Records supplied —
┄┄┄┄┄┄┄┄┄┄

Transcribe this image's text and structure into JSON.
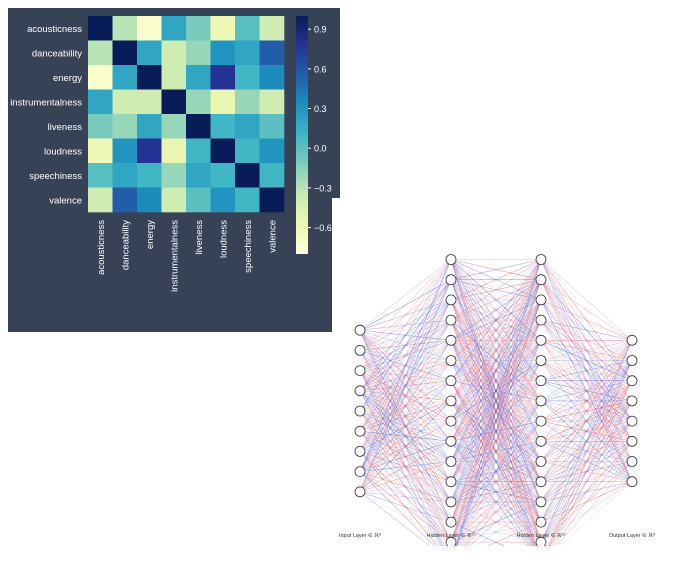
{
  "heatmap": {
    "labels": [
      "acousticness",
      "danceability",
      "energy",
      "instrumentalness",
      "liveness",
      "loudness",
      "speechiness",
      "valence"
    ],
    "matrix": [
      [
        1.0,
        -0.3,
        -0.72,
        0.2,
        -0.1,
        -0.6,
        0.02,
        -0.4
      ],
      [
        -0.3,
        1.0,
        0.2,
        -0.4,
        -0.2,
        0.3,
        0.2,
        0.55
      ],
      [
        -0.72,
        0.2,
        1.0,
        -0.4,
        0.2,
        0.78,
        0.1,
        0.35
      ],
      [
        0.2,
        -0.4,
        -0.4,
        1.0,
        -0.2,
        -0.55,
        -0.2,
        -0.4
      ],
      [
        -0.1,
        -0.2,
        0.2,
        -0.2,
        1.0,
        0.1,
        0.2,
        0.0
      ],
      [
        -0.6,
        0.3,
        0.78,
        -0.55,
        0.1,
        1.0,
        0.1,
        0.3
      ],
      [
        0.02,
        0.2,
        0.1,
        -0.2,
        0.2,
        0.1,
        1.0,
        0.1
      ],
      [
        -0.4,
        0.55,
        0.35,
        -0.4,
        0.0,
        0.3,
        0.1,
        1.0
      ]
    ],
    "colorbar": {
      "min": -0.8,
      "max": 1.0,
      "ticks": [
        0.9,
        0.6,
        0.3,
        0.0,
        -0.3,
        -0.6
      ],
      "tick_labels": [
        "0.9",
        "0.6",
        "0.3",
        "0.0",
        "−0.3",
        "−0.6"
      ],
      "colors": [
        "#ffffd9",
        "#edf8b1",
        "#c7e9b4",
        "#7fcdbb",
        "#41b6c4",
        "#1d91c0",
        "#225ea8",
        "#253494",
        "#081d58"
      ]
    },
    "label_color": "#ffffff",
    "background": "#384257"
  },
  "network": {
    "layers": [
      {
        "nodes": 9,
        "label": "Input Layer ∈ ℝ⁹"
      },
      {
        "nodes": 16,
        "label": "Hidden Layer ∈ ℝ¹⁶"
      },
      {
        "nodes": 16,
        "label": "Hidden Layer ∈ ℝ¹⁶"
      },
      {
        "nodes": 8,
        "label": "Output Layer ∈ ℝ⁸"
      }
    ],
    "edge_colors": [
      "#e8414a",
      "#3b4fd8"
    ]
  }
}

┄┄┄┄┄┄┄┄┄┄

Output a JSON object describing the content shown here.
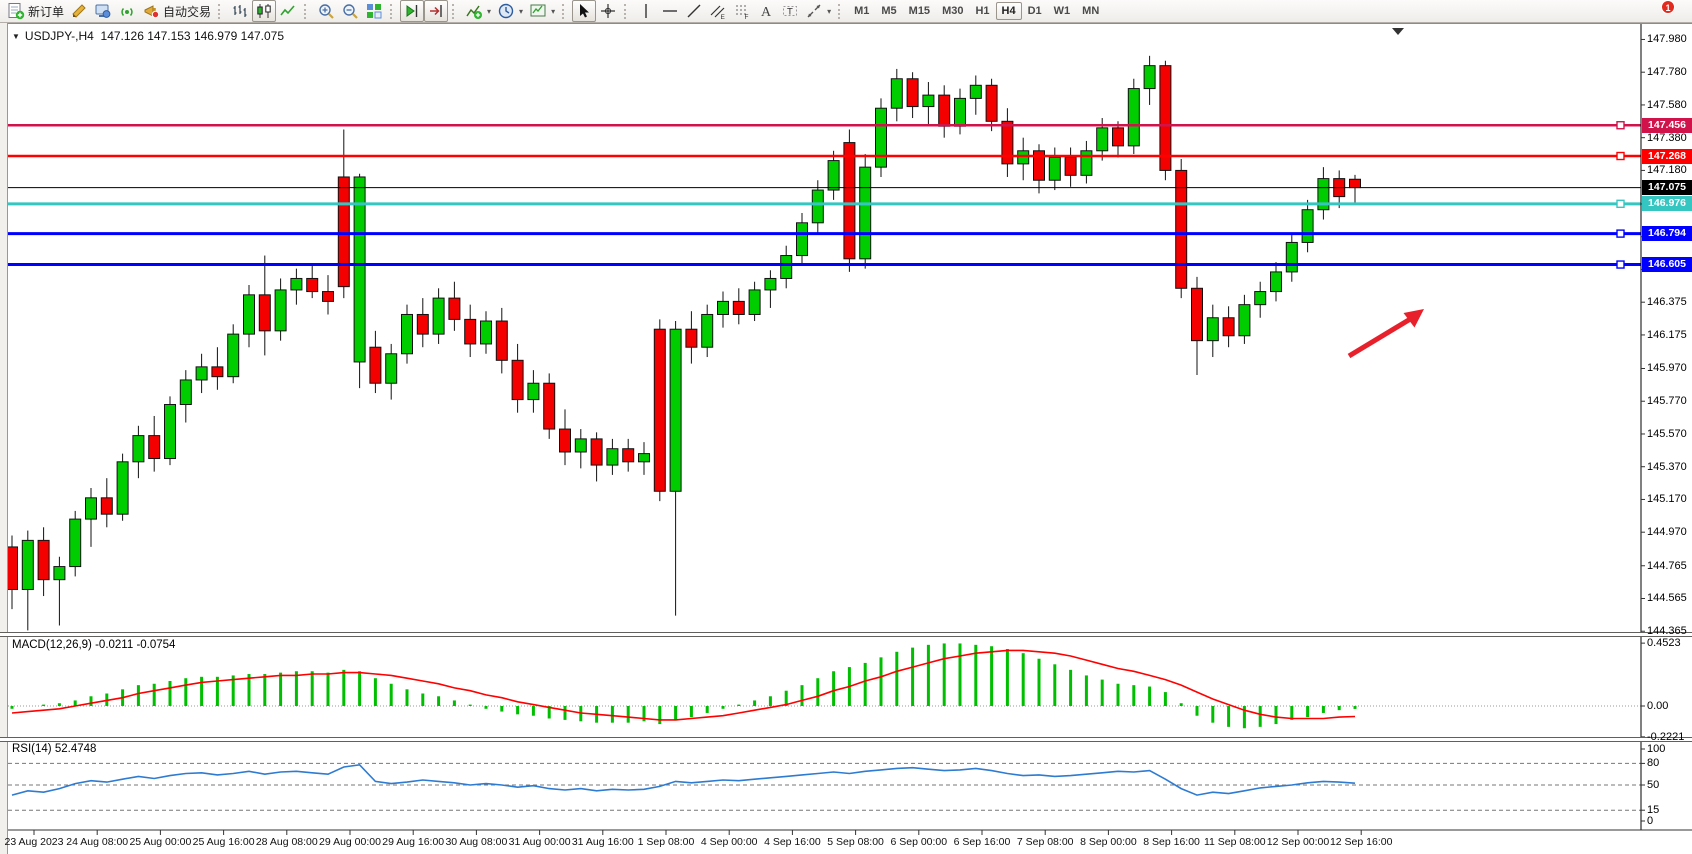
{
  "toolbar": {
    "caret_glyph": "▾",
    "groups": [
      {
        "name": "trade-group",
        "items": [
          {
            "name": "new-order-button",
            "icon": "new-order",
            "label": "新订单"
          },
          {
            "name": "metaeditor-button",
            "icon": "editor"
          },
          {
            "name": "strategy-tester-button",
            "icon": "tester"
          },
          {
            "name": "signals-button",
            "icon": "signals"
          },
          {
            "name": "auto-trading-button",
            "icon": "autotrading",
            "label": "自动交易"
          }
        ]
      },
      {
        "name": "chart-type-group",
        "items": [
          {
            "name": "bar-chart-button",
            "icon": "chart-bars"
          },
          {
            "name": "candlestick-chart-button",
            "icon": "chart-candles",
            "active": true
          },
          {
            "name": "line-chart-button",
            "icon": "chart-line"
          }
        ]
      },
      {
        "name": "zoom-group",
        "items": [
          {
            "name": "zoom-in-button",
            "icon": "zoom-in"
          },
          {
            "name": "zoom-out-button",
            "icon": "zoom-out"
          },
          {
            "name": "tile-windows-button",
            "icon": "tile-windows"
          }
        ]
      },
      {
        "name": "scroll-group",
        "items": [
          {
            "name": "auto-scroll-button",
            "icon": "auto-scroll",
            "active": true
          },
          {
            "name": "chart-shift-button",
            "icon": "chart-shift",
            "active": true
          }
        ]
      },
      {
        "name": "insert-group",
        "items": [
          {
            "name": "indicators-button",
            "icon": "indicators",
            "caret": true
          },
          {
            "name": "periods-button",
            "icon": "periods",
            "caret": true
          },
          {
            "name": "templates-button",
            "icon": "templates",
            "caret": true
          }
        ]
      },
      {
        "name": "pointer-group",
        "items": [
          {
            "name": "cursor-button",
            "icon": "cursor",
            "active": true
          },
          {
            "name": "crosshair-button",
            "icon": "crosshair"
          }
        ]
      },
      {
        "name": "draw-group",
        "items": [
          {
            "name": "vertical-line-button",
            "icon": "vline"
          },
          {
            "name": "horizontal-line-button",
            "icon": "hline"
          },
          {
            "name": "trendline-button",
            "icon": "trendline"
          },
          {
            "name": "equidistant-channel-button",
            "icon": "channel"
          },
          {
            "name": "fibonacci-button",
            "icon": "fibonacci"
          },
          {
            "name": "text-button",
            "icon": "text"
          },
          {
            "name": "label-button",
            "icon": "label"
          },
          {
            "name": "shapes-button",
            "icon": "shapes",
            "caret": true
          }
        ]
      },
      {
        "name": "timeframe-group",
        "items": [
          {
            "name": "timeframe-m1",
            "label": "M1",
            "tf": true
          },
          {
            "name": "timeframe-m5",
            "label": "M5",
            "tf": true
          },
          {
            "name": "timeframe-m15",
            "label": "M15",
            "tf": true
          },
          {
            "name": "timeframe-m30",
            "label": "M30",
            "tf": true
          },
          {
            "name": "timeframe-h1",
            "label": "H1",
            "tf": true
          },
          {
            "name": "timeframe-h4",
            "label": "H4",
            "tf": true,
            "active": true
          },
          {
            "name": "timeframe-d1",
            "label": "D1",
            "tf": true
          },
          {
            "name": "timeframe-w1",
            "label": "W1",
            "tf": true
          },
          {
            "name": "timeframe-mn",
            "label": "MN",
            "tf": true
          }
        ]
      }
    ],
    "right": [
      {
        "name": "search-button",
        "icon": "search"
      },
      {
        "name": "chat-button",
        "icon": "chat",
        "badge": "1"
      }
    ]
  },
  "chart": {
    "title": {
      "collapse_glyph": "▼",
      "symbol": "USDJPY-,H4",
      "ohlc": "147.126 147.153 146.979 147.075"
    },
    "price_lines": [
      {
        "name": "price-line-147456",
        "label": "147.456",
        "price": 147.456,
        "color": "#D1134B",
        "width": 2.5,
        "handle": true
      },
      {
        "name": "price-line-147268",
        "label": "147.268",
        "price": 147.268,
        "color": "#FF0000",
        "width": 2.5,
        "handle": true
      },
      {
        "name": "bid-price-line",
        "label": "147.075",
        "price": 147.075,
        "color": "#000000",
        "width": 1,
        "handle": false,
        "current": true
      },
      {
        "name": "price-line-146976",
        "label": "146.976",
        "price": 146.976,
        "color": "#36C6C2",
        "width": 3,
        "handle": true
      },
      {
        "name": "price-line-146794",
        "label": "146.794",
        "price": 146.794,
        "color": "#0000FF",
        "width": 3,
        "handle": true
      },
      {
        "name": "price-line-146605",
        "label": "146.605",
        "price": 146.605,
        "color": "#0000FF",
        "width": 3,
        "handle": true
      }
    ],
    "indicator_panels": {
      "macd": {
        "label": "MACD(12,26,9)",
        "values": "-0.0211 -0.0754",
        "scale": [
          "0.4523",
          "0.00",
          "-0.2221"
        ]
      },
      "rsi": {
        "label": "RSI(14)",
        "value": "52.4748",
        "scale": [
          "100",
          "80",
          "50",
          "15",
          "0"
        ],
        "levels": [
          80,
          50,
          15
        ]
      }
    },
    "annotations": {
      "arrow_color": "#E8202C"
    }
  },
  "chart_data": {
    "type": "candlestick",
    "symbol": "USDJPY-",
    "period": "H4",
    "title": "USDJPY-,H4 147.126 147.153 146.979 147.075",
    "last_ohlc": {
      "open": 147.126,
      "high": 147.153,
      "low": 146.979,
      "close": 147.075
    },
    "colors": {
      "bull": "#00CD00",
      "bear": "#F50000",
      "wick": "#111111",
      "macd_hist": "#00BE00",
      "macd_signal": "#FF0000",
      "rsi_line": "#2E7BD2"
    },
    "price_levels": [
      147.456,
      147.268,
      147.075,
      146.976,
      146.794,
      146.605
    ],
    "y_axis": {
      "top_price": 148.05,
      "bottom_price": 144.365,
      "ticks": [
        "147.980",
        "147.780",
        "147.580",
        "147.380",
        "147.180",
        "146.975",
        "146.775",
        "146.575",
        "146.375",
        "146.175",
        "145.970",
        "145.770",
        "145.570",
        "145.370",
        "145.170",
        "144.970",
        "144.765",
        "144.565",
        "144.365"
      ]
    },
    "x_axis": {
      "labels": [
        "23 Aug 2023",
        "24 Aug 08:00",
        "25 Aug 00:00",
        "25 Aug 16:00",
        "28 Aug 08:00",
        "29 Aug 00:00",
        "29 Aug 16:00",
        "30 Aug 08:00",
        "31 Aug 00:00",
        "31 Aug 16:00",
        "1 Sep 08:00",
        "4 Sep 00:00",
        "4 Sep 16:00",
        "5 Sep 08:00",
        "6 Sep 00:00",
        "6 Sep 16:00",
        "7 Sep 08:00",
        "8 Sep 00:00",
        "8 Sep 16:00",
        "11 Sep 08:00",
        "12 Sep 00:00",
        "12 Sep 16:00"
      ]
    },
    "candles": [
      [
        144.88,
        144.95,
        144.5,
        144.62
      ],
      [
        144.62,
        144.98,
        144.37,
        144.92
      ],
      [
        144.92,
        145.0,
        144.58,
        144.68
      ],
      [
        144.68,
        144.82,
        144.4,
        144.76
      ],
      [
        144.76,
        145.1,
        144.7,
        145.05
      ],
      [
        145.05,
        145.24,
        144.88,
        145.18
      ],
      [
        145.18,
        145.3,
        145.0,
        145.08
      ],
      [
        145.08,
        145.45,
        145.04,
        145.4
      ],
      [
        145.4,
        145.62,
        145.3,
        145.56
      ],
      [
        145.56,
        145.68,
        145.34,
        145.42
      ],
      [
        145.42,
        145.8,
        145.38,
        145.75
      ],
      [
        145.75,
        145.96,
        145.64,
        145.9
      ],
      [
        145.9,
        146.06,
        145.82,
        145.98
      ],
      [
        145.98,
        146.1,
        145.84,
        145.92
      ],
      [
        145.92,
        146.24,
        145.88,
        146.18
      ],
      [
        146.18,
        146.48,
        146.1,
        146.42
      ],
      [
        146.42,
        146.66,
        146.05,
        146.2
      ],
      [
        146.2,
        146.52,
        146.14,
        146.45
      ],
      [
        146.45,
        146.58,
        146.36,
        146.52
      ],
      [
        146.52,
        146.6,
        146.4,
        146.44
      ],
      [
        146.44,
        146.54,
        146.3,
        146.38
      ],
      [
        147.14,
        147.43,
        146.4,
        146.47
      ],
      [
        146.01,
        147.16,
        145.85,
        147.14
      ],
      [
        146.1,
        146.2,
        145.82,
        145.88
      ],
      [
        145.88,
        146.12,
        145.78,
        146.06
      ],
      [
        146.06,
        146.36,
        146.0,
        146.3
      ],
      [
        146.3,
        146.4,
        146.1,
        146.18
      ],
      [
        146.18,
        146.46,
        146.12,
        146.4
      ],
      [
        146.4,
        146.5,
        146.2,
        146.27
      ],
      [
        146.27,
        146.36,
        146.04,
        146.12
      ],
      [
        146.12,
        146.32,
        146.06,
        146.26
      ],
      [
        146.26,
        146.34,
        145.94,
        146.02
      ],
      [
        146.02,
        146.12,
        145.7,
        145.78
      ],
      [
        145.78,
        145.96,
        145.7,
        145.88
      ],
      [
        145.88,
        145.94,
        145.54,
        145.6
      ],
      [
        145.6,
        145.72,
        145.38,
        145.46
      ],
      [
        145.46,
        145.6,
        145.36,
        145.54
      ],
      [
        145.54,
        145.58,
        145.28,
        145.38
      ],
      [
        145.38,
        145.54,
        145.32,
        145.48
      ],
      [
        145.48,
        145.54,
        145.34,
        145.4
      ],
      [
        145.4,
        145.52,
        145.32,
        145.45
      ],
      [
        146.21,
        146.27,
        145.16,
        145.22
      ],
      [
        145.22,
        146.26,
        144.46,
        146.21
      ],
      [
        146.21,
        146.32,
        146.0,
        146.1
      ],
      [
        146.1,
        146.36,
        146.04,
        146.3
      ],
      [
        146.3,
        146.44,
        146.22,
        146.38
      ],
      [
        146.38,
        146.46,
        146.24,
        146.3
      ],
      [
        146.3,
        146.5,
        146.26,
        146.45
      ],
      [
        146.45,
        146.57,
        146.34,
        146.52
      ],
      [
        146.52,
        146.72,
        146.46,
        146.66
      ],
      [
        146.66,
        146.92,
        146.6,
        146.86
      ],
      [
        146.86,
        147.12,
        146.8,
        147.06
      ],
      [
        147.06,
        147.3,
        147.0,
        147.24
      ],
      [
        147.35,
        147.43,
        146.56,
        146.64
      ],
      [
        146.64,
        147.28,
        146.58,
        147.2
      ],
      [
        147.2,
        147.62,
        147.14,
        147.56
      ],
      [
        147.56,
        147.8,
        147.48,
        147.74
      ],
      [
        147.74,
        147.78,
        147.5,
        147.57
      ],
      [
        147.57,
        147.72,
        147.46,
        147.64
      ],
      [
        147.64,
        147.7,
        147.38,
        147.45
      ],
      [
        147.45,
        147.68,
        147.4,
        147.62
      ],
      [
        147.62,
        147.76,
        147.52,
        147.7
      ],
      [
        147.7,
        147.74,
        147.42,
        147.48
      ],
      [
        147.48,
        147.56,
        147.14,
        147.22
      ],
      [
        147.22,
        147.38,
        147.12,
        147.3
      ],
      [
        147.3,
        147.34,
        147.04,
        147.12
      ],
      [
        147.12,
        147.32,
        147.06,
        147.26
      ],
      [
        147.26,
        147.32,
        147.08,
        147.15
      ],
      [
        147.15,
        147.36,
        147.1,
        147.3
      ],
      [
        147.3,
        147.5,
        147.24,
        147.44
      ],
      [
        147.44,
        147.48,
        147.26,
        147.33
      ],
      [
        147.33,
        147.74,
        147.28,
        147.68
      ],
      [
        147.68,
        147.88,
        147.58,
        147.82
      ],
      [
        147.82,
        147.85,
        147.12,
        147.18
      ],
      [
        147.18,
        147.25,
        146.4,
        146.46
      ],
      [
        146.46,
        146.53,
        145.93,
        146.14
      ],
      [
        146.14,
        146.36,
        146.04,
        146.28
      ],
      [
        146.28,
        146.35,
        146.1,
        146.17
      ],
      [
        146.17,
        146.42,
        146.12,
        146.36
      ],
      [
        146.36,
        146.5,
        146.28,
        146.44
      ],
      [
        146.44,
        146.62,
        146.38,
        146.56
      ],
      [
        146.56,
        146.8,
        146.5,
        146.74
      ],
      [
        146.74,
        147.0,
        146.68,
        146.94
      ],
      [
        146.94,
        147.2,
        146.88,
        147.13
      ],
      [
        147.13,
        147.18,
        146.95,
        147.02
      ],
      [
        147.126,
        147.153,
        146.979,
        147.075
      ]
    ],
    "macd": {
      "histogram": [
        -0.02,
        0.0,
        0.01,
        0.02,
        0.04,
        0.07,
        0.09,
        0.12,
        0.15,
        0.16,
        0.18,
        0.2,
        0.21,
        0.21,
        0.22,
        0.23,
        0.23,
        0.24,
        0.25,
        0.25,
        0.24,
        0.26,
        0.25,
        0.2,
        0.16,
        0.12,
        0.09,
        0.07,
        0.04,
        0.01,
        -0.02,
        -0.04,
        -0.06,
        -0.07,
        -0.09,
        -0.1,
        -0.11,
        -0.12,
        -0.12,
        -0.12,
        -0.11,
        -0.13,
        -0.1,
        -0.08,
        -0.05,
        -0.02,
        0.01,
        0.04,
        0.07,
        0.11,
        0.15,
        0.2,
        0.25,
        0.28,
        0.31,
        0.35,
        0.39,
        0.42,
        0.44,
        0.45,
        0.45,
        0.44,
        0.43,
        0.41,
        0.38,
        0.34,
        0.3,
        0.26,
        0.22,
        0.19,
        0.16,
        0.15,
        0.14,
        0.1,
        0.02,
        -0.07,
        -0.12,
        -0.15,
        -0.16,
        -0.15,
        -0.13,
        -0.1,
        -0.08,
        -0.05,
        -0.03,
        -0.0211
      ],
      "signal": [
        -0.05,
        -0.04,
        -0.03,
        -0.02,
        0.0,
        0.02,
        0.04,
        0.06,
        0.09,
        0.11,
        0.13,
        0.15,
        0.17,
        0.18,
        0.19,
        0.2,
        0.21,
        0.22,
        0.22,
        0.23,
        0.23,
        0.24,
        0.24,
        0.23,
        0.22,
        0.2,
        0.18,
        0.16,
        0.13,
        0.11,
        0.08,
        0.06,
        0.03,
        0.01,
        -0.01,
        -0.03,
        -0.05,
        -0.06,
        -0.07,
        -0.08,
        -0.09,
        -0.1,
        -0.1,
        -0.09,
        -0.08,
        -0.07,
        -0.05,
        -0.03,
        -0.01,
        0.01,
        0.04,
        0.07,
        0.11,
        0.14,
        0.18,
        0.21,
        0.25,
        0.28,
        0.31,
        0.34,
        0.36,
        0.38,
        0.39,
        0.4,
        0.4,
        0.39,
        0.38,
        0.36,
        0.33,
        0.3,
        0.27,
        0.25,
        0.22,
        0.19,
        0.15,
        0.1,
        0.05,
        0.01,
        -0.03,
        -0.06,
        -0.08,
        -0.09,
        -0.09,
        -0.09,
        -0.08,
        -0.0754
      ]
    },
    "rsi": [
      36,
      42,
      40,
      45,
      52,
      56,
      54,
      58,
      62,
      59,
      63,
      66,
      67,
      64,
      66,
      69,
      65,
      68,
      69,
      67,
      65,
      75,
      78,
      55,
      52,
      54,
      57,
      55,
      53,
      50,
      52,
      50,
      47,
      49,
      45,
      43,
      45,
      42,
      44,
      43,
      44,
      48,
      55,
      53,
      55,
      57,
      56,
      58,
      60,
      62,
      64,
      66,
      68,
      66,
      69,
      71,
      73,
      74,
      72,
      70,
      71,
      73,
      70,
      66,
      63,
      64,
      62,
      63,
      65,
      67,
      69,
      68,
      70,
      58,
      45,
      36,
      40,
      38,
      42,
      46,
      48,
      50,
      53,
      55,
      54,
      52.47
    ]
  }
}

┄┄┄┄┄┄┄┄┄┄

Requirement — Select and copy every line of the material that holds the string "text".

The answer —
Transcribe this image's text and structure into JSON.
            "name": "text-button",
            "icon": "text"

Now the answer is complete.